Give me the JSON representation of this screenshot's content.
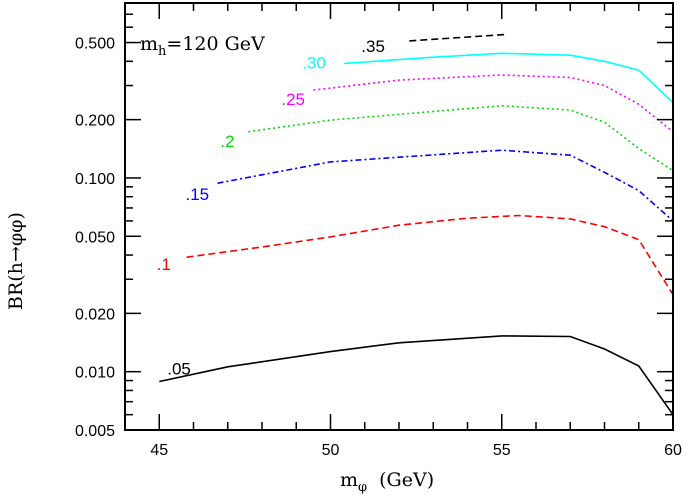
{
  "chart_data": {
    "type": "line",
    "title": "",
    "xlabel": "m_φ (GeV)",
    "xlabel_main": "m",
    "xlabel_sub": "φ",
    "xlabel_unit": "(GeV)",
    "ylabel": "BR(h→φφ)",
    "annotation_main": "m",
    "annotation_sub": "h",
    "annotation_rest": "=120 GeV",
    "xlim": [
      44,
      60
    ],
    "ylim": [
      0.005,
      0.8
    ],
    "yscale": "log",
    "grid": false,
    "x_ticks": [
      45,
      50,
      55,
      60
    ],
    "x_tick_labels": [
      "45",
      "50",
      "55",
      "60"
    ],
    "y_ticks": [
      0.5,
      0.2,
      0.1,
      0.05,
      0.02,
      0.01,
      0.005
    ],
    "y_tick_labels": [
      "0.500",
      "0.200",
      "0.100",
      "0.050",
      "0.020",
      "0.010",
      "0.005"
    ],
    "series": [
      {
        "label": ".05",
        "color": "#000000",
        "style": "solid",
        "x": [
          45,
          47,
          50,
          52,
          55,
          57,
          58,
          59,
          60
        ],
        "y": [
          0.0089,
          0.0106,
          0.0127,
          0.0141,
          0.0153,
          0.0152,
          0.0131,
          0.0107,
          0.006
        ]
      },
      {
        "label": ".1",
        "color": "#ff0000",
        "style": "dashed",
        "x": [
          45.8,
          48,
          50,
          52,
          54,
          55.5,
          57,
          58,
          59,
          60
        ],
        "y": [
          0.039,
          0.044,
          0.0496,
          0.057,
          0.062,
          0.064,
          0.0615,
          0.056,
          0.048,
          0.025
        ]
      },
      {
        "label": ".15",
        "color": "#0000ff",
        "style": "dashdot",
        "x": [
          46.7,
          50,
          55,
          57,
          58,
          59,
          60
        ],
        "y": [
          0.094,
          0.121,
          0.139,
          0.131,
          0.107,
          0.086,
          0.06
        ]
      },
      {
        "label": ".2",
        "color": "#00dd00",
        "style": "dotted",
        "x": [
          47.6,
          50,
          55,
          57,
          58,
          59,
          60
        ],
        "y": [
          0.173,
          0.199,
          0.236,
          0.224,
          0.194,
          0.142,
          0.109
        ]
      },
      {
        "label": ".25",
        "color": "#ff00ff",
        "style": "dotted",
        "x": [
          49.5,
          52,
          55,
          57,
          58,
          59,
          60
        ],
        "y": [
          0.284,
          0.32,
          0.34,
          0.33,
          0.3,
          0.24,
          0.173
        ]
      },
      {
        "label": ".30",
        "color": "#00ffff",
        "style": "solid",
        "x": [
          50.4,
          53,
          55,
          57,
          58,
          59,
          60
        ],
        "y": [
          0.39,
          0.42,
          0.44,
          0.43,
          0.4,
          0.36,
          0.245
        ]
      },
      {
        "label": ".35",
        "color": "#000000",
        "style": "dashed",
        "x": [
          52.3,
          55.1
        ],
        "y": [
          0.51,
          0.55
        ]
      }
    ]
  }
}
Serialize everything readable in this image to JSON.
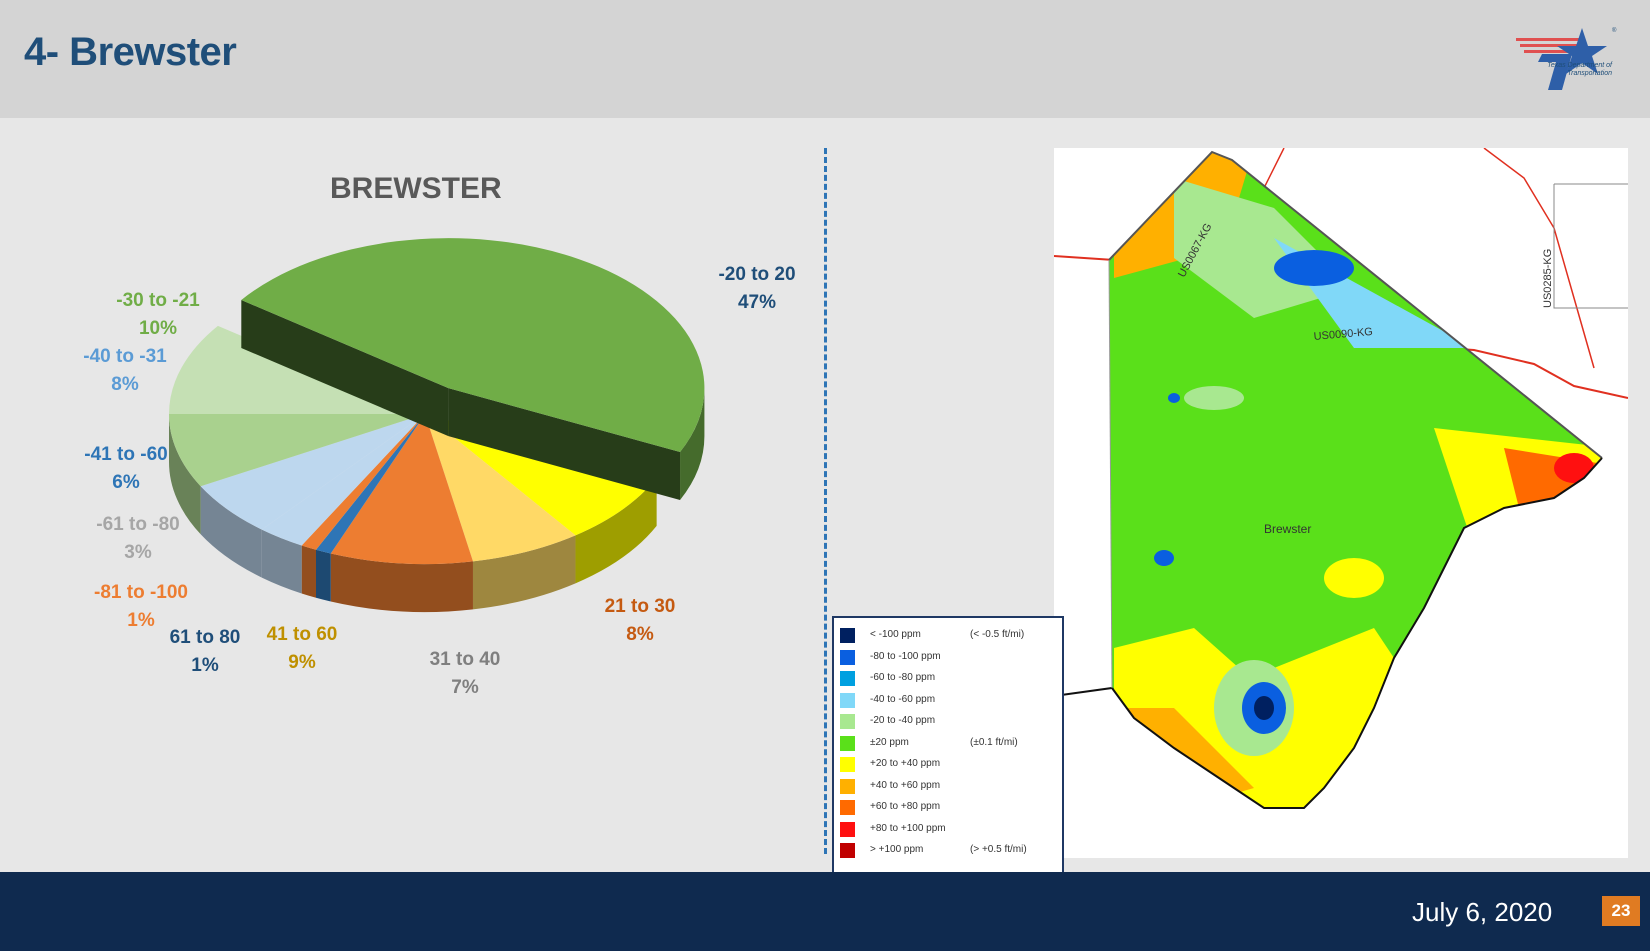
---+---
#### What you should do
Reproduce the material above in full, exactly, with no images.

#### Written answer
Give me the JSON representation of this screenshot's content.
{
  "chart_data": {
    "type": "line",
    "title": "",
    "xlabel": "m_φ (GeV)",
    "xlabel_main": "m",
    "xlabel_sub": "φ",
    "xlabel_unit": "(GeV)",
    "ylabel": "BR(h→φφ)",
    "annotation_main": "m",
    "annotation_sub": "h",
    "annotation_rest": "=120 GeV",
    "xlim": [
      44,
      60
    ],
    "ylim": [
      0.005,
      0.8
    ],
    "yscale": "log",
    "grid": false,
    "x_ticks": [
      45,
      50,
      55,
      60
    ],
    "x_tick_labels": [
      "45",
      "50",
      "55",
      "60"
    ],
    "y_ticks": [
      0.5,
      0.2,
      0.1,
      0.05,
      0.02,
      0.01,
      0.005
    ],
    "y_tick_labels": [
      "0.500",
      "0.200",
      "0.100",
      "0.050",
      "0.020",
      "0.010",
      "0.005"
    ],
    "series": [
      {
        "label": ".05",
        "color": "#000000",
        "style": "solid",
        "x": [
          45,
          47,
          50,
          52,
          55,
          57,
          58,
          59,
          60
        ],
        "y": [
          0.0089,
          0.0106,
          0.0127,
          0.0141,
          0.0153,
          0.0152,
          0.0131,
          0.0107,
          0.006
        ]
      },
      {
        "label": ".1",
        "color": "#ff0000",
        "style": "dashed",
        "x": [
          45.8,
          48,
          50,
          52,
          54,
          55.5,
          57,
          58,
          59,
          60
        ],
        "y": [
          0.039,
          0.044,
          0.0496,
          0.057,
          0.062,
          0.064,
          0.0615,
          0.056,
          0.048,
          0.025
        ]
      },
      {
        "label": ".15",
        "color": "#0000ff",
        "style": "dashdot",
        "x": [
          46.7,
          50,
          55,
          57,
          58,
          59,
          60
        ],
        "y": [
          0.094,
          0.121,
          0.139,
          0.131,
          0.107,
          0.086,
          0.06
        ]
      },
      {
        "label": ".2",
        "color": "#00dd00",
        "style": "dotted",
        "x": [
          47.6,
          50,
          55,
          57,
          58,
          59,
          60
        ],
        "y": [
          0.173,
          0.199,
          0.236,
          0.224,
          0.194,
          0.142,
          0.109
        ]
      },
      {
        "label": ".25",
        "color": "#ff00ff",
        "style": "dotted",
        "x": [
          49.5,
          52,
          55,
          57,
          58,
          59,
          60
        ],
        "y": [
          0.284,
          0.32,
          0.34,
          0.33,
          0.3,
          0.24,
          0.173
        ]
      },
      {
        "label": ".30",
        "color": "#00ffff",
        "style": "solid",
        "x": [
          50.4,
          53,
          55,
          57,
          58,
          59,
          60
        ],
        "y": [
          0.39,
          0.42,
          0.44,
          0.43,
          0.4,
          0.36,
          0.245
        ]
      },
      {
        "label": ".35",
        "color": "#000000",
        "style": "dashed",
        "x": [
          52.3,
          55.1
        ],
        "y": [
          0.51,
          0.55
        ]
      }
    ]
  }
}
Serialize everything readable in this image to JSON.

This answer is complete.